Saved entries:
§ §

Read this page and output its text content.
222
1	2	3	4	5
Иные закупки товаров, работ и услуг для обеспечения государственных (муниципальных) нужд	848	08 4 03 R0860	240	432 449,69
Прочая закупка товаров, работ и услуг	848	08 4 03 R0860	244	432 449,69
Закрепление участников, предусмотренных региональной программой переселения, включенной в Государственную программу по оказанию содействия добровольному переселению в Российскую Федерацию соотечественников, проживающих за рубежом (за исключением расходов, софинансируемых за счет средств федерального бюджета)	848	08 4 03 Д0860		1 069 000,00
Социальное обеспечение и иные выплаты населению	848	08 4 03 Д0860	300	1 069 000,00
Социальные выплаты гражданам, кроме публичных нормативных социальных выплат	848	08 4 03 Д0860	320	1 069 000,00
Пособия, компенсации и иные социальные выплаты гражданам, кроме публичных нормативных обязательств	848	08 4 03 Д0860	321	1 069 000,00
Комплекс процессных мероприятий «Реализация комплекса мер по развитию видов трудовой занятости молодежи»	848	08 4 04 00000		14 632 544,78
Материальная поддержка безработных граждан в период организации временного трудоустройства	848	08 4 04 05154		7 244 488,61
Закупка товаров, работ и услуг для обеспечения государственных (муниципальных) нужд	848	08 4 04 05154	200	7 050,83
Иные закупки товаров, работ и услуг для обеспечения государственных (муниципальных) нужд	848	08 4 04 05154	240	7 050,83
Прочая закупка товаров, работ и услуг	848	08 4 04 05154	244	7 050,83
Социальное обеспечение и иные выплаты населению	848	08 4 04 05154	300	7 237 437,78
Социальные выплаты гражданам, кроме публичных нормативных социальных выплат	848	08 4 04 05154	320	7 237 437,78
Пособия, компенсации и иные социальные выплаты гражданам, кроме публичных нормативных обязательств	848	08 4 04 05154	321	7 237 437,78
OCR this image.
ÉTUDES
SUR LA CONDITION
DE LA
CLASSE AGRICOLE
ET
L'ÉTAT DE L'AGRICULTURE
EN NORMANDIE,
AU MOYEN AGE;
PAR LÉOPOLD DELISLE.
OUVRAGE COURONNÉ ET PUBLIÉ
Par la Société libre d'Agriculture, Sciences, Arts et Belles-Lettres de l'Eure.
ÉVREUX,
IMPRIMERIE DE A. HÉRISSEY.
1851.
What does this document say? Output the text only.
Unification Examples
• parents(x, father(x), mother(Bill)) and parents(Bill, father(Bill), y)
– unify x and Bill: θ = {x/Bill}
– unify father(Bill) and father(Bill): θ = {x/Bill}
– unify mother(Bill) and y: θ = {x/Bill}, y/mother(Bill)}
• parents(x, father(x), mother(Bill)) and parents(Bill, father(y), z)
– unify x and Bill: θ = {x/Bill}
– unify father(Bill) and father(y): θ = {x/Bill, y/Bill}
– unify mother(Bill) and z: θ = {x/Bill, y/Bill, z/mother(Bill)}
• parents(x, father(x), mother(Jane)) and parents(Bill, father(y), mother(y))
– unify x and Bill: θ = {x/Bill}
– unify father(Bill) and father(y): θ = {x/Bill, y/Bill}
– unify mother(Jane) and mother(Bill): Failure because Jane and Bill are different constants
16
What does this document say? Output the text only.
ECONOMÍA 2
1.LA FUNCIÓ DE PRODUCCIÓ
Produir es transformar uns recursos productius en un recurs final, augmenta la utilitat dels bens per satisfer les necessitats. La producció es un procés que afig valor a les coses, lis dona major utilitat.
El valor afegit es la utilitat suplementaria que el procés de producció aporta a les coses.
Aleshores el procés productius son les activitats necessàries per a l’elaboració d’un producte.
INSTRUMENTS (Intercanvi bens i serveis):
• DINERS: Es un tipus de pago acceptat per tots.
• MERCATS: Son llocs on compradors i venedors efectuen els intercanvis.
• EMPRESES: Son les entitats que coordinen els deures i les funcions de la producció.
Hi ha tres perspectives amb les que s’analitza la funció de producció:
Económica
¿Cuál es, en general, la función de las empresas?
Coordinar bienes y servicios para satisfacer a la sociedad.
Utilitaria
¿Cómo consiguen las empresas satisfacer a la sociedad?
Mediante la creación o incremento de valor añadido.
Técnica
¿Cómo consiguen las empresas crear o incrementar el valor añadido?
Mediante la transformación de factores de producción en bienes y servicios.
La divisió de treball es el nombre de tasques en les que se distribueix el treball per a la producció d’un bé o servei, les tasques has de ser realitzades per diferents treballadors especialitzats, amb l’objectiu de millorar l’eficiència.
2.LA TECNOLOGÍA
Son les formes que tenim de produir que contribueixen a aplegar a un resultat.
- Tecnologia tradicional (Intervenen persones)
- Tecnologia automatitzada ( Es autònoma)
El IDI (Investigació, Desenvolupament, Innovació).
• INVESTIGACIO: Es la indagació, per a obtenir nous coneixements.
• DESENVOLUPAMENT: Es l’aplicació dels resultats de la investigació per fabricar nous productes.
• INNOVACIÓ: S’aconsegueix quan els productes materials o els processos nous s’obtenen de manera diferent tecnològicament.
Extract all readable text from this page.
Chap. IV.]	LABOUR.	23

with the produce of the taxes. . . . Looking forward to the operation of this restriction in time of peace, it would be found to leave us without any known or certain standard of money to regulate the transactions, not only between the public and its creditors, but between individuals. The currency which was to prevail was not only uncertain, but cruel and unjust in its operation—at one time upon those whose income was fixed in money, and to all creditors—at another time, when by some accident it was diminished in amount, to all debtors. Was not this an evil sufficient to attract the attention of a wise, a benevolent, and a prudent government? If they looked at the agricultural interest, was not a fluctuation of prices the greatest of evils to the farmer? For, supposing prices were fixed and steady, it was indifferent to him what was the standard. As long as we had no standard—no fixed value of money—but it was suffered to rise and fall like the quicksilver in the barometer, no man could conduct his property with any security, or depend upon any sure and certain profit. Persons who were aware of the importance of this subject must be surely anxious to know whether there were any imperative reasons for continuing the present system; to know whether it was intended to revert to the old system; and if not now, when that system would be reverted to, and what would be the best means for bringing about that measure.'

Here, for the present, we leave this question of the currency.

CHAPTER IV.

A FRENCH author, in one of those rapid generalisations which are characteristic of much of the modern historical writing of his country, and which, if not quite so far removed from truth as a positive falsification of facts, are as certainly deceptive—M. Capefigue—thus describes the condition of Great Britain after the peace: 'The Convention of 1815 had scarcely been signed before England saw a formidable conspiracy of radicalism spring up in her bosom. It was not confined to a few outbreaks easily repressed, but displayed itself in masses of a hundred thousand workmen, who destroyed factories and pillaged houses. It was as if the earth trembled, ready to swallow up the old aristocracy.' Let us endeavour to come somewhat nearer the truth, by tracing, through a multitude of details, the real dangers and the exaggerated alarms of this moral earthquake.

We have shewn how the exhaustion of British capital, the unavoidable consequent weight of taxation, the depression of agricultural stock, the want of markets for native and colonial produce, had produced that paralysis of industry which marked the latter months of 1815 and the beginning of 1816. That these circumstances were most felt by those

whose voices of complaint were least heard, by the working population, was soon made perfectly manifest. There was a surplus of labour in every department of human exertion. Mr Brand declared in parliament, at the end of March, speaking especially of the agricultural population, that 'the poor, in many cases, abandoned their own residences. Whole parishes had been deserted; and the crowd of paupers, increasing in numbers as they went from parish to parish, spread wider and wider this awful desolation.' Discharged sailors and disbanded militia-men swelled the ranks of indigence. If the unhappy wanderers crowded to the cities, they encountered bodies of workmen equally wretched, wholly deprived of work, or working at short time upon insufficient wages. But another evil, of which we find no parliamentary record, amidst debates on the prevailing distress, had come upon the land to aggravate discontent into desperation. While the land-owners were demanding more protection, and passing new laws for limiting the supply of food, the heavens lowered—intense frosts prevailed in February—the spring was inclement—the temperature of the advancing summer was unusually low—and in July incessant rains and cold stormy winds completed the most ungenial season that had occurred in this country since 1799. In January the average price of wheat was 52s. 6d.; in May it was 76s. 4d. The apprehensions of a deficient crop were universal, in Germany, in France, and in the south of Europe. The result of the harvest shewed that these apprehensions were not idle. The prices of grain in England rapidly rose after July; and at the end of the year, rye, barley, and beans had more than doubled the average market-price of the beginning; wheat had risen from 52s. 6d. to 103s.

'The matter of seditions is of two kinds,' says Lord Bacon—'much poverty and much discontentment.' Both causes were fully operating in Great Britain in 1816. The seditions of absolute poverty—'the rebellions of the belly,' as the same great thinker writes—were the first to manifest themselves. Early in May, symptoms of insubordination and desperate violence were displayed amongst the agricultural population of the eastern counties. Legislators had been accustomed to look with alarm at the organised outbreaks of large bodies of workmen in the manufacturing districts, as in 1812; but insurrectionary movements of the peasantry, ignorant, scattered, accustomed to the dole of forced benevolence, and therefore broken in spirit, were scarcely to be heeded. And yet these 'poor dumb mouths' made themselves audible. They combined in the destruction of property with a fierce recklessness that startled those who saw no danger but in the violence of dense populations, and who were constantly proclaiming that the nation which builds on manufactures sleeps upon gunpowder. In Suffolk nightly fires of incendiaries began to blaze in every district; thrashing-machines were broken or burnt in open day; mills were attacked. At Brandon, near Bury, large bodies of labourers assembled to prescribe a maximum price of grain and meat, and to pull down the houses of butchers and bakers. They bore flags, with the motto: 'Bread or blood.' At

§ §

Problem statement: List each line of the records that holds the string "обеспечения".

Answer for the task:
Иные закупки товаров, работ и услуг для обеспечения государственных (муниципальных) нужд	848	08 4 03 R0860	240	432 449,69
Закупка товаров, работ и услуг для обеспечения государственных (муниципальных) нужд	848	08 4 04 05154	200	7 050,83
Иные закупки товаров, работ и услуг для обеспечения государственных (муниципальных) нужд	848	08 4 04 05154	240	7 050,83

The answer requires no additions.